▶ **Your goal**:
Write the data out again, exactly as given.

▶ **Records for the task**:
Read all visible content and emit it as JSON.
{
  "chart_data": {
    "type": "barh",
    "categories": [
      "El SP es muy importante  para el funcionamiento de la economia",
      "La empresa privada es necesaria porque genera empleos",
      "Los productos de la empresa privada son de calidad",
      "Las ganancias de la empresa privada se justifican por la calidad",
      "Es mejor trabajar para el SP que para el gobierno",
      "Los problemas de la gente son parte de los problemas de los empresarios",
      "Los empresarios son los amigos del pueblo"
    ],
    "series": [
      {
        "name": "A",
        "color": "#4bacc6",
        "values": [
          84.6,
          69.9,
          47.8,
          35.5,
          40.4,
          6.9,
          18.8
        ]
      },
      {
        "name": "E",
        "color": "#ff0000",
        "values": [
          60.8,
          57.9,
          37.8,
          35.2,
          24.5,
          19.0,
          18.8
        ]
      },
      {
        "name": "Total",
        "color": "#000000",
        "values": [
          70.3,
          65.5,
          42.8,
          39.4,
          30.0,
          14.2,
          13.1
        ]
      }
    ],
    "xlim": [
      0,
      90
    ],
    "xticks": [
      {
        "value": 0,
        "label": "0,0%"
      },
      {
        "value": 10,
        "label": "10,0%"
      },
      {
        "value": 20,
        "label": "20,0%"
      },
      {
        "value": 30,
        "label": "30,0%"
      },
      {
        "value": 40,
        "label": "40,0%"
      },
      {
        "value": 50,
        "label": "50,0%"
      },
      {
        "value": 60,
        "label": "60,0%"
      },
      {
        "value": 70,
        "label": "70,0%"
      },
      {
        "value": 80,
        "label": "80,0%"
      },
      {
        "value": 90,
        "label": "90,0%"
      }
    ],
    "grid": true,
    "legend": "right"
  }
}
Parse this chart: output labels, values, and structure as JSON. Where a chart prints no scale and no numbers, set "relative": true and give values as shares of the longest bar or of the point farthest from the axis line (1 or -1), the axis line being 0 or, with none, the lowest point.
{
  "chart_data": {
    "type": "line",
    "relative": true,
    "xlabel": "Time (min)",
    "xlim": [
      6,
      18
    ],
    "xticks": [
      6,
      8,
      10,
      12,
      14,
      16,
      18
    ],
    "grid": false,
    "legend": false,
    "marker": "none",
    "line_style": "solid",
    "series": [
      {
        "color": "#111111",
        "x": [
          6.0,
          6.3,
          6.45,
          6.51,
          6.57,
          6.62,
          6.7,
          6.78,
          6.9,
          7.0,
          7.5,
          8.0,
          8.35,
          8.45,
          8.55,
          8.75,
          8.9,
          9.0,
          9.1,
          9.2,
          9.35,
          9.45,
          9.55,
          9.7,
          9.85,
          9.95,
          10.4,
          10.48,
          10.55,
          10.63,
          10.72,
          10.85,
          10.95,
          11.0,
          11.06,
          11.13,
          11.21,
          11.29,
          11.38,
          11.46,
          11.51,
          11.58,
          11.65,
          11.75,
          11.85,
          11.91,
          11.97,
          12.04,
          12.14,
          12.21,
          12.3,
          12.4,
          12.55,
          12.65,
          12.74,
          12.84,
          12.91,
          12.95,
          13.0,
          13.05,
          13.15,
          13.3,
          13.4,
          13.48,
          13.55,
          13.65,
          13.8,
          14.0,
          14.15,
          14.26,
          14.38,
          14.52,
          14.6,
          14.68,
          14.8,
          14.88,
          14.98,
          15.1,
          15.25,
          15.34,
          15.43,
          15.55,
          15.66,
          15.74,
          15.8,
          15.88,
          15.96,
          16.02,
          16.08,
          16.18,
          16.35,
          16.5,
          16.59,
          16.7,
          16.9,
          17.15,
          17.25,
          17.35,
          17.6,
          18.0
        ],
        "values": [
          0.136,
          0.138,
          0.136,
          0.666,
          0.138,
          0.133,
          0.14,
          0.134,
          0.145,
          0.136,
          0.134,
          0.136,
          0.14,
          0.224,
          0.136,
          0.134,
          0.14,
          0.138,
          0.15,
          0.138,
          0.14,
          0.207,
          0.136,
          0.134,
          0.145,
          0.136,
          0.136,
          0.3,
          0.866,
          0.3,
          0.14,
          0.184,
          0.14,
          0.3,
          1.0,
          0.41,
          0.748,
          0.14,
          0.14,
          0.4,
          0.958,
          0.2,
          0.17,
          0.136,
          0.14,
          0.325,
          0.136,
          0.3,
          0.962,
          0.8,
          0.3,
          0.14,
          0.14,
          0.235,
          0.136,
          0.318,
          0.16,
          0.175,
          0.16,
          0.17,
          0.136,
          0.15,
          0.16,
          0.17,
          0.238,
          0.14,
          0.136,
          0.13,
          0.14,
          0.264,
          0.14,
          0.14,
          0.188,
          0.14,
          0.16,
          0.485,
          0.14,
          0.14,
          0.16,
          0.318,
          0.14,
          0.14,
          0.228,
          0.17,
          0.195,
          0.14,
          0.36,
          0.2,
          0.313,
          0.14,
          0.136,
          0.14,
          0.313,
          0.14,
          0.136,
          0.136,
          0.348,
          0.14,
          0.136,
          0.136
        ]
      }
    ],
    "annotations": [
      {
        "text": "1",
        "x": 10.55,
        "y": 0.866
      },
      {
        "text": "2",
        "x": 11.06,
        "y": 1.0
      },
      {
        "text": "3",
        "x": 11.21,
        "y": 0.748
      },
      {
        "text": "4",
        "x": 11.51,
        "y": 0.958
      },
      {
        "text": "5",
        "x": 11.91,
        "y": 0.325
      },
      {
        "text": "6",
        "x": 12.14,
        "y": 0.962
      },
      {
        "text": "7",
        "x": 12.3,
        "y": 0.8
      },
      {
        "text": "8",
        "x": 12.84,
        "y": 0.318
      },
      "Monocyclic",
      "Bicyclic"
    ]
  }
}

▶ **Result**:
Read all visible content and emit it as JSON.
{
  "chart_data": {
    "type": "barh",
    "categories": [
      "El SP es muy importante  para el funcionamiento de la economia",
      "La empresa privada es necesaria porque genera empleos",
      "Los productos de la empresa privada son de calidad",
      "Las ganancias de la empresa privada se justifican por la calidad",
      "Es mejor trabajar para el SP que para el gobierno",
      "Los problemas de la gente son parte de los problemas de los empresarios",
      "Los empresarios son los amigos del pueblo"
    ],
    "series": [
      {
        "name": "A",
        "color": "#4bacc6",
        "values": [
          84.6,
          69.9,
          47.8,
          35.5,
          40.4,
          6.9,
          18.8
        ]
      },
      {
        "name": "E",
        "color": "#ff0000",
        "values": [
          60.8,
          57.9,
          37.8,
          35.2,
          24.5,
          19.0,
          18.8
        ]
      },
      {
        "name": "Total",
        "color": "#000000",
        "values": [
          70.3,
          65.5,
          42.8,
          39.4,
          30.0,
          14.2,
          13.1
        ]
      }
    ],
    "xlim": [
      0,
      90
    ],
    "xticks": [
      {
        "value": 0,
        "label": "0,0%"
      },
      {
        "value": 10,
        "label": "10,0%"
      },
      {
        "value": 20,
        "label": "20,0%"
      },
      {
        "value": 30,
        "label": "30,0%"
      },
      {
        "value": 40,
        "label": "40,0%"
      },
      {
        "value": 50,
        "label": "50,0%"
      },
      {
        "value": 60,
        "label": "60,0%"
      },
      {
        "value": 70,
        "label": "70,0%"
      },
      {
        "value": 80,
        "label": "80,0%"
      },
      {
        "value": 90,
        "label": "90,0%"
      }
    ],
    "grid": true,
    "legend": "right"
  }
}
Parse this chart: output labels, values, and structure as JSON. Where a chart prints no scale and no numbers, set "relative": true and give values as shares of the longest bar or of the point farthest from the axis line (1 or -1), the axis line being 0 or, with none, the lowest point.
{
  "chart_data": {
    "type": "line",
    "relative": true,
    "xlabel": "Time (min)",
    "xlim": [
      6,
      18
    ],
    "xticks": [
      6,
      8,
      10,
      12,
      14,
      16,
      18
    ],
    "grid": false,
    "legend": false,
    "marker": "none",
    "line_style": "solid",
    "series": [
      {
        "color": "#111111",
        "x": [
          6.0,
          6.3,
          6.45,
          6.51,
          6.57,
          6.62,
          6.7,
          6.78,
          6.9,
          7.0,
          7.5,
          8.0,
          8.35,
          8.45,
          8.55,
          8.75,
          8.9,
          9.0,
          9.1,
          9.2,
          9.35,
          9.45,
          9.55,
          9.7,
          9.85,
          9.95,
          10.4,
          10.48,
          10.55,
          10.63,
          10.72,
          10.85,
          10.95,
          11.0,
          11.06,
          11.13,
          11.21,
          11.29,
          11.38,
          11.46,
          11.51,
          11.58,
          11.65,
          11.75,
          11.85,
          11.91,
          11.97,
          12.04,
          12.14,
          12.21,
          12.3,
          12.4,
          12.55,
          12.65,
          12.74,
          12.84,
          12.91,
          12.95,
          13.0,
          13.05,
          13.15,
          13.3,
          13.4,
          13.48,
          13.55,
          13.65,
          13.8,
          14.0,
          14.15,
          14.26,
          14.38,
          14.52,
          14.6,
          14.68,
          14.8,
          14.88,
          14.98,
          15.1,
          15.25,
          15.34,
          15.43,
          15.55,
          15.66,
          15.74,
          15.8,
          15.88,
          15.96,
          16.02,
          16.08,
          16.18,
          16.35,
          16.5,
          16.59,
          16.7,
          16.9,
          17.15,
          17.25,
          17.35,
          17.6,
          18.0
        ],
        "values": [
          0.136,
          0.138,
          0.136,
          0.666,
          0.138,
          0.133,
          0.14,
          0.134,
          0.145,
          0.136,
          0.134,
          0.136,
          0.14,
          0.224,
          0.136,
          0.134,
          0.14,
          0.138,
          0.15,
          0.138,
          0.14,
          0.207,
          0.136,
          0.134,
          0.145,
          0.136,
          0.136,
          0.3,
          0.866,
          0.3,
          0.14,
          0.184,
          0.14,
          0.3,
          1.0,
          0.41,
          0.748,
          0.14,
          0.14,
          0.4,
          0.958,
          0.2,
          0.17,
          0.136,
          0.14,
          0.325,
          0.136,
          0.3,
          0.962,
          0.8,
          0.3,
          0.14,
          0.14,
          0.235,
          0.136,
          0.318,
          0.16,
          0.175,
          0.16,
          0.17,
          0.136,
          0.15,
          0.16,
          0.17,
          0.238,
          0.14,
          0.136,
          0.13,
          0.14,
          0.264,
          0.14,
          0.14,
          0.188,
          0.14,
          0.16,
          0.485,
          0.14,
          0.14,
          0.16,
          0.318,
          0.14,
          0.14,
          0.228,
          0.17,
          0.195,
          0.14,
          0.36,
          0.2,
          0.313,
          0.14,
          0.136,
          0.14,
          0.313,
          0.14,
          0.136,
          0.136,
          0.348,
          0.14,
          0.136,
          0.136
        ]
      }
    ],
    "annotations": [
      {
        "text": "1",
        "x": 10.55,
        "y": 0.866
      },
      {
        "text": "2",
        "x": 11.06,
        "y": 1.0
      },
      {
        "text": "3",
        "x": 11.21,
        "y": 0.748
      },
      {
        "text": "4",
        "x": 11.51,
        "y": 0.958
      },
      {
        "text": "5",
        "x": 11.91,
        "y": 0.325
      },
      {
        "text": "6",
        "x": 12.14,
        "y": 0.962
      },
      {
        "text": "7",
        "x": 12.3,
        "y": 0.8
      },
      {
        "text": "8",
        "x": 12.84,
        "y": 0.318
      },
      "Monocyclic",
      "Bicyclic"
    ]
  }
}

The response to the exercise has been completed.